* **DO THIS**: Pull out each line of the data that includes the word "Infrastructure".

[Figure collection entries]

****************

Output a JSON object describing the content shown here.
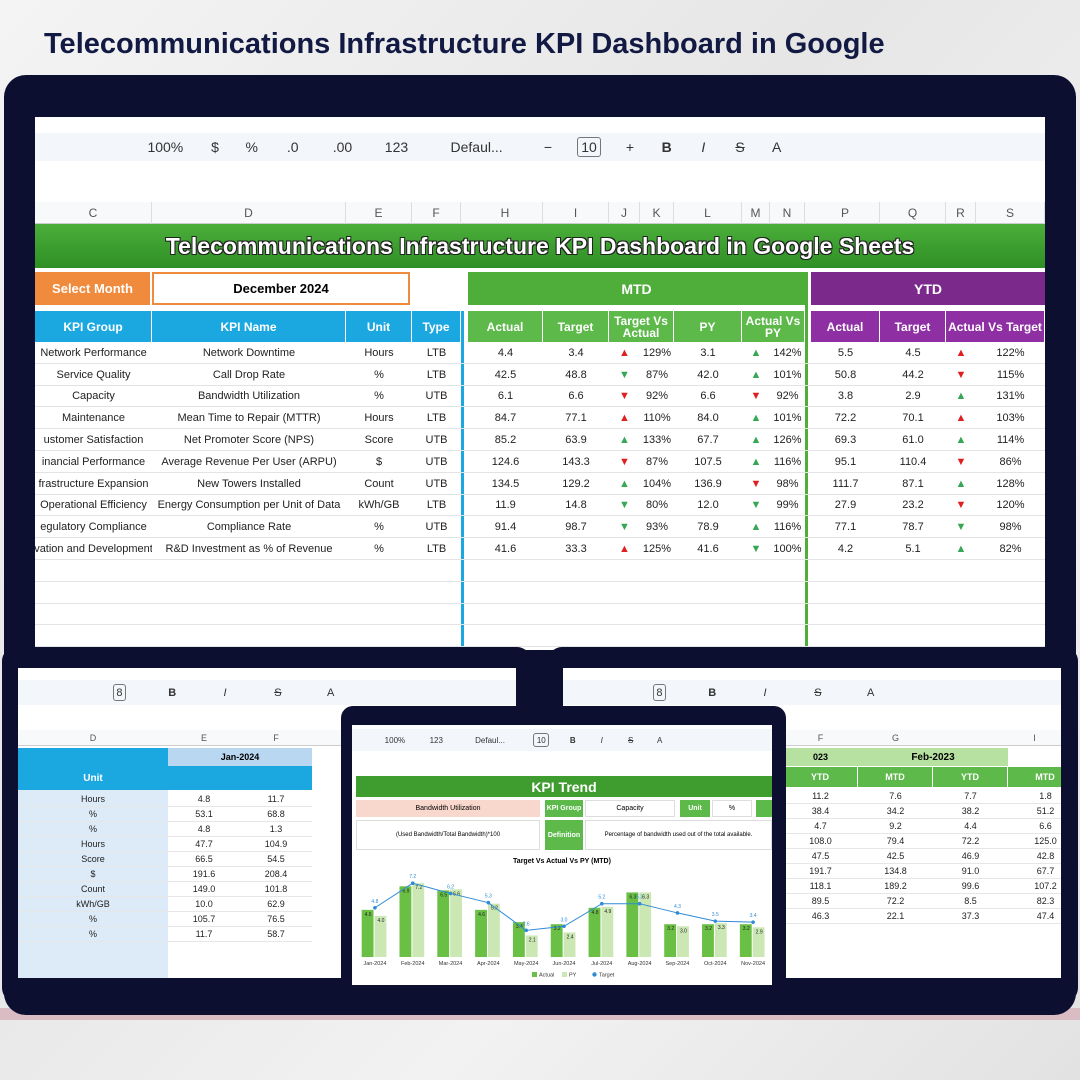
{
  "header": {
    "title": "Telecommunications Infrastructure KPI Dashboard in Google"
  },
  "main": {
    "toolbar": [
      "100%",
      "$",
      "%",
      ".0",
      ".00",
      "123",
      "Defaul...",
      "−",
      "10",
      "+",
      "B",
      "I",
      "S",
      "A"
    ],
    "columns": [
      "C",
      "D",
      "E",
      "F",
      "H",
      "I",
      "J",
      "K",
      "L",
      "M",
      "N",
      "P",
      "Q",
      "R",
      "S"
    ],
    "banner": "Telecommunications Infrastructure KPI Dashboard in Google Sheets",
    "select_label": "Select Month",
    "select_value": "December 2024",
    "mtd_label": "MTD",
    "ytd_label": "YTD",
    "headers": [
      "KPI Group",
      "KPI Name",
      "Unit",
      "Type",
      "Actual",
      "Target",
      "Target Vs Actual",
      "PY",
      "Actual Vs PY",
      "Actual",
      "Target",
      "Actual Vs Target"
    ],
    "rows": [
      {
        "group": "Network Performance",
        "name": "Network Downtime",
        "unit": "Hours",
        "type": "LTB",
        "mtd_actual": "4.4",
        "mtd_target": "3.4",
        "tva": {
          "icon": "▲",
          "color": "#e02020",
          "text": "129%"
        },
        "py": "3.1",
        "avp": {
          "icon": "▲",
          "color": "#34a853",
          "text": "142%"
        },
        "ytd_actual": "5.5",
        "ytd_target": "4.5",
        "avt": {
          "icon": "▲",
          "color": "#e02020",
          "text": "122%"
        }
      },
      {
        "group": "Service Quality",
        "name": "Call Drop Rate",
        "unit": "%",
        "type": "LTB",
        "mtd_actual": "42.5",
        "mtd_target": "48.8",
        "tva": {
          "icon": "▼",
          "color": "#34a853",
          "text": "87%"
        },
        "py": "42.0",
        "avp": {
          "icon": "▲",
          "color": "#34a853",
          "text": "101%"
        },
        "ytd_actual": "50.8",
        "ytd_target": "44.2",
        "avt": {
          "icon": "▼",
          "color": "#e02020",
          "text": "115%"
        }
      },
      {
        "group": "Capacity",
        "name": "Bandwidth Utilization",
        "unit": "%",
        "type": "UTB",
        "mtd_actual": "6.1",
        "mtd_target": "6.6",
        "tva": {
          "icon": "▼",
          "color": "#e02020",
          "text": "92%"
        },
        "py": "6.6",
        "avp": {
          "icon": "▼",
          "color": "#e02020",
          "text": "92%"
        },
        "ytd_actual": "3.8",
        "ytd_target": "2.9",
        "avt": {
          "icon": "▲",
          "color": "#34a853",
          "text": "131%"
        }
      },
      {
        "group": "Maintenance",
        "name": "Mean Time to Repair (MTTR)",
        "unit": "Hours",
        "type": "LTB",
        "mtd_actual": "84.7",
        "mtd_target": "77.1",
        "tva": {
          "icon": "▲",
          "color": "#e02020",
          "text": "110%"
        },
        "py": "84.0",
        "avp": {
          "icon": "▲",
          "color": "#34a853",
          "text": "101%"
        },
        "ytd_actual": "72.2",
        "ytd_target": "70.1",
        "avt": {
          "icon": "▲",
          "color": "#e02020",
          "text": "103%"
        }
      },
      {
        "group": "ustomer Satisfaction",
        "name": "Net Promoter Score (NPS)",
        "unit": "Score",
        "type": "UTB",
        "mtd_actual": "85.2",
        "mtd_target": "63.9",
        "tva": {
          "icon": "▲",
          "color": "#34a853",
          "text": "133%"
        },
        "py": "67.7",
        "avp": {
          "icon": "▲",
          "color": "#34a853",
          "text": "126%"
        },
        "ytd_actual": "69.3",
        "ytd_target": "61.0",
        "avt": {
          "icon": "▲",
          "color": "#34a853",
          "text": "114%"
        }
      },
      {
        "group": "inancial Performance",
        "name": "Average Revenue Per User (ARPU)",
        "unit": "$",
        "type": "UTB",
        "mtd_actual": "124.6",
        "mtd_target": "143.3",
        "tva": {
          "icon": "▼",
          "color": "#e02020",
          "text": "87%"
        },
        "py": "107.5",
        "avp": {
          "icon": "▲",
          "color": "#34a853",
          "text": "116%"
        },
        "ytd_actual": "95.1",
        "ytd_target": "110.4",
        "avt": {
          "icon": "▼",
          "color": "#e02020",
          "text": "86%"
        }
      },
      {
        "group": "frastructure Expansion",
        "name": "New Towers Installed",
        "unit": "Count",
        "type": "UTB",
        "mtd_actual": "134.5",
        "mtd_target": "129.2",
        "tva": {
          "icon": "▲",
          "color": "#34a853",
          "text": "104%"
        },
        "py": "136.9",
        "avp": {
          "icon": "▼",
          "color": "#e02020",
          "text": "98%"
        },
        "ytd_actual": "111.7",
        "ytd_target": "87.1",
        "avt": {
          "icon": "▲",
          "color": "#34a853",
          "text": "128%"
        }
      },
      {
        "group": "Operational Efficiency",
        "name": "Energy Consumption per Unit of Data",
        "unit": "kWh/GB",
        "type": "LTB",
        "mtd_actual": "11.9",
        "mtd_target": "14.8",
        "tva": {
          "icon": "▼",
          "color": "#34a853",
          "text": "80%"
        },
        "py": "12.0",
        "avp": {
          "icon": "▼",
          "color": "#34a853",
          "text": "99%"
        },
        "ytd_actual": "27.9",
        "ytd_target": "23.2",
        "avt": {
          "icon": "▼",
          "color": "#e02020",
          "text": "120%"
        }
      },
      {
        "group": "egulatory Compliance",
        "name": "Compliance Rate",
        "unit": "%",
        "type": "UTB",
        "mtd_actual": "91.4",
        "mtd_target": "98.7",
        "tva": {
          "icon": "▼",
          "color": "#34a853",
          "text": "93%"
        },
        "py": "78.9",
        "avp": {
          "icon": "▲",
          "color": "#34a853",
          "text": "116%"
        },
        "ytd_actual": "77.1",
        "ytd_target": "78.7",
        "avt": {
          "icon": "▼",
          "color": "#34a853",
          "text": "98%"
        }
      },
      {
        "group": "vation and Development",
        "name": "R&D Investment as % of Revenue",
        "unit": "%",
        "type": "LTB",
        "mtd_actual": "41.6",
        "mtd_target": "33.3",
        "tva": {
          "icon": "▲",
          "color": "#e02020",
          "text": "125%"
        },
        "py": "41.6",
        "avp": {
          "icon": "▼",
          "color": "#34a853",
          "text": "100%"
        },
        "ytd_actual": "4.2",
        "ytd_target": "5.1",
        "avt": {
          "icon": "▲",
          "color": "#34a853",
          "text": "82%"
        }
      }
    ]
  },
  "left": {
    "toolbar": [
      "8",
      "B",
      "I",
      "S",
      "A"
    ],
    "columns": [
      "D",
      "E",
      "F"
    ],
    "month": "Jan-2024",
    "unit_header": "Unit",
    "rows": [
      [
        "Hours",
        "4.8",
        "11.7"
      ],
      [
        "%",
        "53.1",
        "68.8"
      ],
      [
        "%",
        "4.8",
        "1.3"
      ],
      [
        "Hours",
        "47.7",
        "104.9"
      ],
      [
        "Score",
        "66.5",
        "54.5"
      ],
      [
        "$",
        "191.6",
        "208.4"
      ],
      [
        "Count",
        "149.0",
        "101.8"
      ],
      [
        "kWh/GB",
        "10.0",
        "62.9"
      ],
      [
        "%",
        "105.7",
        "76.5"
      ],
      [
        "%",
        "11.7",
        "58.7"
      ]
    ]
  },
  "right": {
    "toolbar": [
      "8",
      "B",
      "I",
      "S",
      "A"
    ],
    "columns": [
      "F",
      "G",
      "I"
    ],
    "year": "023",
    "month": "Feb-2023",
    "headers": [
      "YTD",
      "MTD",
      "YTD",
      "MTD"
    ],
    "rows": [
      [
        "11.2",
        "7.6",
        "7.7",
        "1.8"
      ],
      [
        "38.4",
        "34.2",
        "38.2",
        "51.2"
      ],
      [
        "4.7",
        "9.2",
        "4.4",
        "6.6"
      ],
      [
        "108.0",
        "79.4",
        "72.2",
        "125.0"
      ],
      [
        "47.5",
        "42.5",
        "46.9",
        "42.8"
      ],
      [
        "191.7",
        "134.8",
        "91.0",
        "67.7"
      ],
      [
        "118.1",
        "189.2",
        "99.6",
        "107.2"
      ],
      [
        "89.5",
        "72.2",
        "8.5",
        "82.3"
      ],
      [
        "46.3",
        "22.1",
        "37.3",
        "47.4"
      ]
    ]
  },
  "center": {
    "toolbar": [
      "100%",
      "123",
      "Defaul...",
      "10",
      "B",
      "I",
      "S",
      "A"
    ],
    "title": "KPI Trend",
    "kpi": "Bandwidth Utilization",
    "group_label": "KPI Group",
    "group": "Capacity",
    "unit_label": "Unit",
    "unit": "%",
    "formula": "(Used Bandwidth/Total Bandwidth)*100",
    "definition_label": "Definition",
    "definition": "Percentage of bandwidth used out of the total available.",
    "chart": {
      "type": "bar",
      "title": "Target Vs Actual Vs PY (MTD)",
      "ylim": [
        0,
        8
      ],
      "categories": [
        "Jan-2024",
        "Feb-2024",
        "Mar-2024",
        "Apr-2024",
        "May-2024",
        "Jun-2024",
        "Jul-2024",
        "Aug-2024",
        "Sep-2024",
        "Oct-2024",
        "Nov-2024"
      ],
      "series": [
        {
          "name": "Actual",
          "color": "#6abf45",
          "kind": "bar",
          "values": [
            4.6,
            6.9,
            6.5,
            4.6,
            3.4,
            3.2,
            4.8,
            6.3,
            3.2,
            3.2,
            3.2
          ],
          "value_labels": [
            "4.6",
            "6.9",
            "6.5",
            "4.6",
            "3.4",
            "3.2",
            "4.8",
            "6.3",
            "3.2",
            "3.2",
            "3.2"
          ]
        },
        {
          "name": "PY",
          "color": "#cbe8b4",
          "kind": "bar",
          "values": [
            4,
            7.2,
            6.6,
            5.2,
            2.1,
            2.4,
            4.9,
            6.3,
            3,
            3.3,
            2.9
          ],
          "value_labels": [
            "4.0",
            "7.2",
            "6.6",
            "5.2",
            "2.1",
            "2.4",
            "4.9",
            "6.3",
            "3.0",
            "3.3",
            "2.9"
          ]
        },
        {
          "name": "Target",
          "color": "#2e8bd6",
          "kind": "line",
          "values": [
            4.8,
            7.2,
            6.2,
            5.3,
            2.6,
            3,
            5.2,
            5.2,
            4.3,
            3.5,
            3.4
          ],
          "value_labels": [
            "4.8",
            "7.2",
            "6.2",
            "5.3",
            "2.6",
            "3.0",
            "5.2",
            "5.2",
            "4.3",
            "3.5",
            "3.4"
          ]
        }
      ]
    }
  }
}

****************

* **EXERCISE OUTPUT**:
    "title": "Telecommunications Infrastructure KPI Dashboard in Google"
    "banner": "Telecommunications Infrastructure KPI Dashboard in Google Sheets",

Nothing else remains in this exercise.